# Task
Below are some records. Pull every line that contains the word "randomly".

# Listed records
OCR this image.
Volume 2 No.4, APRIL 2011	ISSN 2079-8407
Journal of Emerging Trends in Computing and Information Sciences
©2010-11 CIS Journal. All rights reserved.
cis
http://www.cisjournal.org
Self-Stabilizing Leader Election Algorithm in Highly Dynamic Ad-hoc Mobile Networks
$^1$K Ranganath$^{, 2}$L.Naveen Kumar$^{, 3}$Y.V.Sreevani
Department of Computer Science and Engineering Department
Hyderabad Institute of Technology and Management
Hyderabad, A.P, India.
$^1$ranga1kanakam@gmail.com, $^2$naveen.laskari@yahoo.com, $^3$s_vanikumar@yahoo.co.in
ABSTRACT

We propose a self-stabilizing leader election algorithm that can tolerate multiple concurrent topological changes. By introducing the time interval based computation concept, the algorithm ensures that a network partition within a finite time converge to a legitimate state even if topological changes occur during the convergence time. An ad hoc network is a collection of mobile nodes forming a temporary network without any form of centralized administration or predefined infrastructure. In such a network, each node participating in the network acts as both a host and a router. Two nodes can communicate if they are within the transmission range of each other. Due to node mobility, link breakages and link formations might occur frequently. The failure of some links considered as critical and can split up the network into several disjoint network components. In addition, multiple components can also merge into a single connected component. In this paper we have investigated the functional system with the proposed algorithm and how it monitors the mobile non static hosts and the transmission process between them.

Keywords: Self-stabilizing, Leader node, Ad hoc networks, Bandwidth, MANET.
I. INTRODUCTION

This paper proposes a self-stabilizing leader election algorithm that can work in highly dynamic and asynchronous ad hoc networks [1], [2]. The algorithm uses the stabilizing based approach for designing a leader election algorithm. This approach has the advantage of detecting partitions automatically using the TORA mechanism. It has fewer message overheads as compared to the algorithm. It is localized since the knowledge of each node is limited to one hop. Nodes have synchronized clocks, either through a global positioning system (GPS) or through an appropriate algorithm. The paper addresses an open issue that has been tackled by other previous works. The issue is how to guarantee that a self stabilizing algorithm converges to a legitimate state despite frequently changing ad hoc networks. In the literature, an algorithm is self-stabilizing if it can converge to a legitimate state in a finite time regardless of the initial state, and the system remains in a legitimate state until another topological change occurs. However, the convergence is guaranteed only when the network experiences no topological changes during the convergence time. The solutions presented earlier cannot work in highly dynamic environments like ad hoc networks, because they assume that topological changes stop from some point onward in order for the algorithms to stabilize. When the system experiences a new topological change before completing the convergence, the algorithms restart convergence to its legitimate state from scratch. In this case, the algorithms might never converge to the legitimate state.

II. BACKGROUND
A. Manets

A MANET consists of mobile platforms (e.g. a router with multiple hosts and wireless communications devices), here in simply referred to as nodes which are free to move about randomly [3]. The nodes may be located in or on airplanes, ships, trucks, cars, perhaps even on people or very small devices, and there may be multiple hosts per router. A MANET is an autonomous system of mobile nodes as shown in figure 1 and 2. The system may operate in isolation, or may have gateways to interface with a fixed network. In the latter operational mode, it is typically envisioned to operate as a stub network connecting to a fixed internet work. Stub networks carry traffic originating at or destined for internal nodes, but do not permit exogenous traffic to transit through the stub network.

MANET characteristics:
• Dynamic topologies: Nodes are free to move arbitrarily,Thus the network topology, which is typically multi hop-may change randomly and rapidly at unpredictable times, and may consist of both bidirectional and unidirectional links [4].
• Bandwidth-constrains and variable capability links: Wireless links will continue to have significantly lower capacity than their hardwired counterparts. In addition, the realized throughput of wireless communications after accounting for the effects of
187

# Exercise response
A MANET consists of mobile platforms (e.g. a router with multiple hosts and wireless communications devices), here in simply referred to as nodes which are free to move about randomly [3]. The nodes may be located in or on airplanes, ships, trucks, cars, perhaps even on people or very small devices, and there may be multiple hosts per router. A MANET is an autonomous system of mobile nodes as shown in figure 1 and 2. The system may operate in isolation, or may have gateways to interface with a fixed network. In the latter operational mode, it is typically envisioned to operate as a stub network connecting to a fixed internet work. Stub networks carry traffic originating at or destined for internal nodes, but do not permit exogenous traffic to transit through the stub network.
• Dynamic topologies: Nodes are free to move arbitrarily,Thus the network topology, which is typically multi hop-may change randomly and rapidly at unpredictable times, and may consist of both bidirectional and unidirectional links [4].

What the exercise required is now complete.